EXCERPTED DATA:
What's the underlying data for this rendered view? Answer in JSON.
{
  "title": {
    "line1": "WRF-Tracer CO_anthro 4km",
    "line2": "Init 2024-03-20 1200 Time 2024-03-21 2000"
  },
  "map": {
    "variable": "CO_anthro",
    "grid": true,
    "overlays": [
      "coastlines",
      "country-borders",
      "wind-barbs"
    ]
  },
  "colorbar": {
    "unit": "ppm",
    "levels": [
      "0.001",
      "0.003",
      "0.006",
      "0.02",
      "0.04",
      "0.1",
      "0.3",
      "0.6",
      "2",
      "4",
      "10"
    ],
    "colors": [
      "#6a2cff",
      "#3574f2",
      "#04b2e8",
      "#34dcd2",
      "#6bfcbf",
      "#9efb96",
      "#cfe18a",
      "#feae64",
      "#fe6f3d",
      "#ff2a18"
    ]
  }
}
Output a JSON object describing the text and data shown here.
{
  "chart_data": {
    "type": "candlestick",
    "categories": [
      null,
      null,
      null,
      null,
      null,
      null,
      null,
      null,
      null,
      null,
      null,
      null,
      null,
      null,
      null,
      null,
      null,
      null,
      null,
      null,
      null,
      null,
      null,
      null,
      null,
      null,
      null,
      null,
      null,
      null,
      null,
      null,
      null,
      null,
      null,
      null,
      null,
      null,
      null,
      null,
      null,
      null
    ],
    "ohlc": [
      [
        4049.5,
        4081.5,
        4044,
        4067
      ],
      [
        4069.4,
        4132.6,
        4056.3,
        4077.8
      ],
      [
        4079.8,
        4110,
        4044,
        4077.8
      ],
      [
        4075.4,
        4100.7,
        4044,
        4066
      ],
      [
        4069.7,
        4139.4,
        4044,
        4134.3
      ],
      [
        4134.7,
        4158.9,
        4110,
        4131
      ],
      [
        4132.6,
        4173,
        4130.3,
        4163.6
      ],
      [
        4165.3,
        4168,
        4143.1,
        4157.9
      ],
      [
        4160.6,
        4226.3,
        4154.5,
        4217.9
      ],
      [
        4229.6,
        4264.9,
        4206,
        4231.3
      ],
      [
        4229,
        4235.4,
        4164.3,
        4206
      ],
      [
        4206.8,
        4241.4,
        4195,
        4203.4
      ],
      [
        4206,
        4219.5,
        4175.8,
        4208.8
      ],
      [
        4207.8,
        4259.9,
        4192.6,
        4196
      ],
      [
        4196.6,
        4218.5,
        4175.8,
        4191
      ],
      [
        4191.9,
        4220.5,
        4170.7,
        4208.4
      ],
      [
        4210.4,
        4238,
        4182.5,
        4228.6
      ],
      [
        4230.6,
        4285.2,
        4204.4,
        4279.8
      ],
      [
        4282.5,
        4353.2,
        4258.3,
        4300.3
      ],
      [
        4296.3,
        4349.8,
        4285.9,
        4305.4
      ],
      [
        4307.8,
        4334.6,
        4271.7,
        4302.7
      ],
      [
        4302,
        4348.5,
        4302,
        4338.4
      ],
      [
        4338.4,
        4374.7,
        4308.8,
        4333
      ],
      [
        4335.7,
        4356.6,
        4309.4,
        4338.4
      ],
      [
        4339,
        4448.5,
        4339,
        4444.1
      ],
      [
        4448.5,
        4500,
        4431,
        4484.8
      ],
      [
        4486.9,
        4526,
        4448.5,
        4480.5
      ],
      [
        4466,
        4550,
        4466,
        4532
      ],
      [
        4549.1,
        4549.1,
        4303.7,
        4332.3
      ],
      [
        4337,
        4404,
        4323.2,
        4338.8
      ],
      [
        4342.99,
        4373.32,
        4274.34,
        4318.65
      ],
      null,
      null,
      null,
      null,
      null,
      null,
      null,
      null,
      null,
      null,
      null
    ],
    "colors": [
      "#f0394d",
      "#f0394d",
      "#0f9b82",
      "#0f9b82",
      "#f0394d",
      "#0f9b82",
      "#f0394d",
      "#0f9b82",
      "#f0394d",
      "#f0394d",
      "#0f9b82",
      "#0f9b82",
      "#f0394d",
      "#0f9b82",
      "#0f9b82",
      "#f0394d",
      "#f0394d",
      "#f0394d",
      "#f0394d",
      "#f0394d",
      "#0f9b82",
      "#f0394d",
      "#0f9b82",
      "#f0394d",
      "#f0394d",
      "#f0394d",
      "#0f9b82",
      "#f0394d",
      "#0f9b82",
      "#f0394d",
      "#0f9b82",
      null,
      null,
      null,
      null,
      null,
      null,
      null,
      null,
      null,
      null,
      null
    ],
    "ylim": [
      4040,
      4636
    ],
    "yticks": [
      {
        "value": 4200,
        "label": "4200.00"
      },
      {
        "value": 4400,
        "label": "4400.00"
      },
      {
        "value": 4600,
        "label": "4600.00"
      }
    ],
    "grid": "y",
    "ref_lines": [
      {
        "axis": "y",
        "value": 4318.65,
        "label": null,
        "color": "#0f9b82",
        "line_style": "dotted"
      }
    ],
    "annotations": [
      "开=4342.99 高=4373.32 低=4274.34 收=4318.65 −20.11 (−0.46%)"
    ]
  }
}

BRIEF:
Pull every line containing "value" out of the data above.

RESULT OF THIS EXERCISE:
        "value": 4200,
        "value": 4400,
        "value": 4600,
        "value": 4318.65,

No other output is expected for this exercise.